» **What you have to do**:
Output a single figure: the number of lines in which the word "marker" appears.

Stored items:
=====

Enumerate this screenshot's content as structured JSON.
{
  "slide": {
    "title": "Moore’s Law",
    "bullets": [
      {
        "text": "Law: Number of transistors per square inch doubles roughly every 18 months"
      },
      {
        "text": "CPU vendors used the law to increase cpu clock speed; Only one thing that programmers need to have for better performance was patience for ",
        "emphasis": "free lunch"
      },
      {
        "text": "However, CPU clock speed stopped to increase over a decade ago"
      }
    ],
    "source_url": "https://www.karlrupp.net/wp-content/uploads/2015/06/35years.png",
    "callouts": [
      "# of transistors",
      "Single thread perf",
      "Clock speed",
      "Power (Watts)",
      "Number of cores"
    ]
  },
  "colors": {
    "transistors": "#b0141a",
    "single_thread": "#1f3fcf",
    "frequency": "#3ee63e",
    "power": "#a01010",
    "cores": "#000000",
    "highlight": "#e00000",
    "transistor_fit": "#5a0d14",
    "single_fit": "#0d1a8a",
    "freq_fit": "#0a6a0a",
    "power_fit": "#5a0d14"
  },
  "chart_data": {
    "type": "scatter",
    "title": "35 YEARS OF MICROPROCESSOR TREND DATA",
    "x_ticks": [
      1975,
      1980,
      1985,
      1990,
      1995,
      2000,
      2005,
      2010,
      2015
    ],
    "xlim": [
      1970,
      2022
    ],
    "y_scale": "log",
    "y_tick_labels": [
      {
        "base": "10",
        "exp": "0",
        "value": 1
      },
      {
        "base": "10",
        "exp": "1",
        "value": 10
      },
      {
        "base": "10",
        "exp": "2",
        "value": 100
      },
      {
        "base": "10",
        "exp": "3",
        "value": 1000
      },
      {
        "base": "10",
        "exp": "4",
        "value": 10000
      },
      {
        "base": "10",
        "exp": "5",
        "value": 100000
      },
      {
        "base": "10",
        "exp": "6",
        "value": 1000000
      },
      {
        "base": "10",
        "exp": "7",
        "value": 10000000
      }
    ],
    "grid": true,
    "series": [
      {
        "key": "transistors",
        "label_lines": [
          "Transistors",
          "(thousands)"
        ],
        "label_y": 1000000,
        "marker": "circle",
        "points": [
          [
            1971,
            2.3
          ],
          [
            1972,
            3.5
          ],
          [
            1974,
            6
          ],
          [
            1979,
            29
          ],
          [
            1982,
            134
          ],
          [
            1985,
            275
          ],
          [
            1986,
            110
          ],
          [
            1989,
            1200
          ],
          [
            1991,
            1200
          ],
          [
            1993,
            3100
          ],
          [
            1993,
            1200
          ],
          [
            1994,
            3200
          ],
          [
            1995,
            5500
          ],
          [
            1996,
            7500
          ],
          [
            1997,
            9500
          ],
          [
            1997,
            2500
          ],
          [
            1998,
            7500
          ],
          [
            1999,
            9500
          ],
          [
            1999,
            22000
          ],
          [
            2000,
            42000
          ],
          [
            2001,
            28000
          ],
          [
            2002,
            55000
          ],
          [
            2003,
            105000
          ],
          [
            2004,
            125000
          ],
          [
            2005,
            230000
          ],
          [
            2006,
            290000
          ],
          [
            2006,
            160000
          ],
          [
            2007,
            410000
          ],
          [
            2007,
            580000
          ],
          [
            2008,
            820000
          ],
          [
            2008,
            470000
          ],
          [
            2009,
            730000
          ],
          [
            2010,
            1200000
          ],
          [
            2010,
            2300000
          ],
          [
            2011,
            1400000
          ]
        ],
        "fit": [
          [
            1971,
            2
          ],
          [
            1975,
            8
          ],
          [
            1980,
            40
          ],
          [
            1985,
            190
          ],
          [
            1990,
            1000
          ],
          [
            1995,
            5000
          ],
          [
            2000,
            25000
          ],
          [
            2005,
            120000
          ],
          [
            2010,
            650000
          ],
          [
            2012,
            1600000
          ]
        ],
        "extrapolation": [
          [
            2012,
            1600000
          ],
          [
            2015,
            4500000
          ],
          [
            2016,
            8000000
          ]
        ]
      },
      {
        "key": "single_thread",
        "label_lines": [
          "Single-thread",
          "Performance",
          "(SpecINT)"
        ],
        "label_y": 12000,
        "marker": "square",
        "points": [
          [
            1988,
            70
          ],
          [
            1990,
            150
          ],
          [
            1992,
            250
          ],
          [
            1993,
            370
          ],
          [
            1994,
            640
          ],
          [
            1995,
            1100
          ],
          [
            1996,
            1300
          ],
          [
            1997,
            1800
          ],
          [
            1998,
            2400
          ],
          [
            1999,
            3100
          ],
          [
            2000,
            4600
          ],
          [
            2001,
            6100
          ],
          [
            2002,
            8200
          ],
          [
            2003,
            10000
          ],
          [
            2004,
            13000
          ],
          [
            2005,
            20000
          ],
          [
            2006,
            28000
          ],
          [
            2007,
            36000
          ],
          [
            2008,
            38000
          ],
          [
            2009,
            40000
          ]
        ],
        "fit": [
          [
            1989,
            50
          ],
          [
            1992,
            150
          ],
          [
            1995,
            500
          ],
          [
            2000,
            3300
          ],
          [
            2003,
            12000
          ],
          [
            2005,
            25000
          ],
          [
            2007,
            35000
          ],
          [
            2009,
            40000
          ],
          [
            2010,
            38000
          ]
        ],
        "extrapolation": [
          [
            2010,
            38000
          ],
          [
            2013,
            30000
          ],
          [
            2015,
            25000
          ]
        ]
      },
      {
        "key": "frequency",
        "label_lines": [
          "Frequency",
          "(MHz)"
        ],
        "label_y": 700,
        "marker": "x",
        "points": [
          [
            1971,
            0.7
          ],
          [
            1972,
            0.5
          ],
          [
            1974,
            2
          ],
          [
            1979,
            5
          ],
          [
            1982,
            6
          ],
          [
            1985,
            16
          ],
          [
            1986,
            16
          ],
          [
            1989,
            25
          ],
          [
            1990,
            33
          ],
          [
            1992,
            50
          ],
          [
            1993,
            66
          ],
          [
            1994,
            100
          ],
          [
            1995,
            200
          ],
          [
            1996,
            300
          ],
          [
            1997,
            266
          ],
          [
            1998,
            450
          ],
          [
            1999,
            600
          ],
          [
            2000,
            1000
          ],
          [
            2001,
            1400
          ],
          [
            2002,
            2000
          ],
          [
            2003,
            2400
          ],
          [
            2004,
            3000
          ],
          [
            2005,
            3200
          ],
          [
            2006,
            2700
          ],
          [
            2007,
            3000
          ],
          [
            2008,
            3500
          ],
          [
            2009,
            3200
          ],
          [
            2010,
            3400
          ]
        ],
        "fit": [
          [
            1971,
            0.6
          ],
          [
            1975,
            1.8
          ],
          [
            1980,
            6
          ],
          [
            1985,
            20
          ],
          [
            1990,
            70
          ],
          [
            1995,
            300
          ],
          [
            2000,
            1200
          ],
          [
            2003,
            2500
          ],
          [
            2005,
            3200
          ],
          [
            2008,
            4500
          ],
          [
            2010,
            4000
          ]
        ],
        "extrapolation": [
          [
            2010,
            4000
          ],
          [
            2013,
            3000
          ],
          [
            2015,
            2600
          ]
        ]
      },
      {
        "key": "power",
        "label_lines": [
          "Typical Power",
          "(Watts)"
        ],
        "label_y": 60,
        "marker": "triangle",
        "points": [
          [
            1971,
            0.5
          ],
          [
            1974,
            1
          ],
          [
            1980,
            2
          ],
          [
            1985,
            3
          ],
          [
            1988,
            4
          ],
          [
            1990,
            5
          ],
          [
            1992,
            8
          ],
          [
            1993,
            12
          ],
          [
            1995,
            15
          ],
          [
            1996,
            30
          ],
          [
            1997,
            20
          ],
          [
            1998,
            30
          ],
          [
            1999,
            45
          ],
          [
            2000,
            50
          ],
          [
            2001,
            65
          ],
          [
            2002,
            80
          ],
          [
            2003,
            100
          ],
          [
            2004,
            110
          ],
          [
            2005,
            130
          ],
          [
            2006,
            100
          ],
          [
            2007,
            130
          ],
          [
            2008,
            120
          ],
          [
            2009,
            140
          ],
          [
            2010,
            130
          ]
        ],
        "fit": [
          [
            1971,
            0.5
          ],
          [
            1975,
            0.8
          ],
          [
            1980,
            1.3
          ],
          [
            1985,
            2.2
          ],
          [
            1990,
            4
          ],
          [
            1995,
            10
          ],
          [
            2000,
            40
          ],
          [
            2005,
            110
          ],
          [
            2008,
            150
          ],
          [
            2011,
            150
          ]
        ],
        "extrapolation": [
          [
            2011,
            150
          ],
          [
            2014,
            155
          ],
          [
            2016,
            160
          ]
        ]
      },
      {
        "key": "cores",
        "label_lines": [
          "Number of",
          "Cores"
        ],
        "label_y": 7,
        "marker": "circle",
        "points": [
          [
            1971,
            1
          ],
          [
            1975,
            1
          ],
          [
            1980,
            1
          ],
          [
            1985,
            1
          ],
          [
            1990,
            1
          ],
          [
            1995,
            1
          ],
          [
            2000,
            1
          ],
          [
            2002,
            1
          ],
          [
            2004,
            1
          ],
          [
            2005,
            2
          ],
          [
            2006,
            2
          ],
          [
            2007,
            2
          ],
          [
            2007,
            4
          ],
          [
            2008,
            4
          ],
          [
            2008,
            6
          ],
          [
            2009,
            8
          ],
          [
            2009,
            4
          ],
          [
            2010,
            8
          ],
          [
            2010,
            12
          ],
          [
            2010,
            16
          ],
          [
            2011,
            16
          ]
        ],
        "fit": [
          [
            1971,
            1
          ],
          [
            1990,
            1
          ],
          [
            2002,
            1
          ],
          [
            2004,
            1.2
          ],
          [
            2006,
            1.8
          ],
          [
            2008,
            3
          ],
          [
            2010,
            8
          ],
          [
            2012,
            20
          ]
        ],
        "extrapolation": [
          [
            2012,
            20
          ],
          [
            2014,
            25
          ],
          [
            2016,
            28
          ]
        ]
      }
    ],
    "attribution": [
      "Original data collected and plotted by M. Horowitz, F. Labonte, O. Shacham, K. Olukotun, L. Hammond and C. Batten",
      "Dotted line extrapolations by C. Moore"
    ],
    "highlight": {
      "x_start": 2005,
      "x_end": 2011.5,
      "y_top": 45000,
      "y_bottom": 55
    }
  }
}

=====

» **Final result**:
5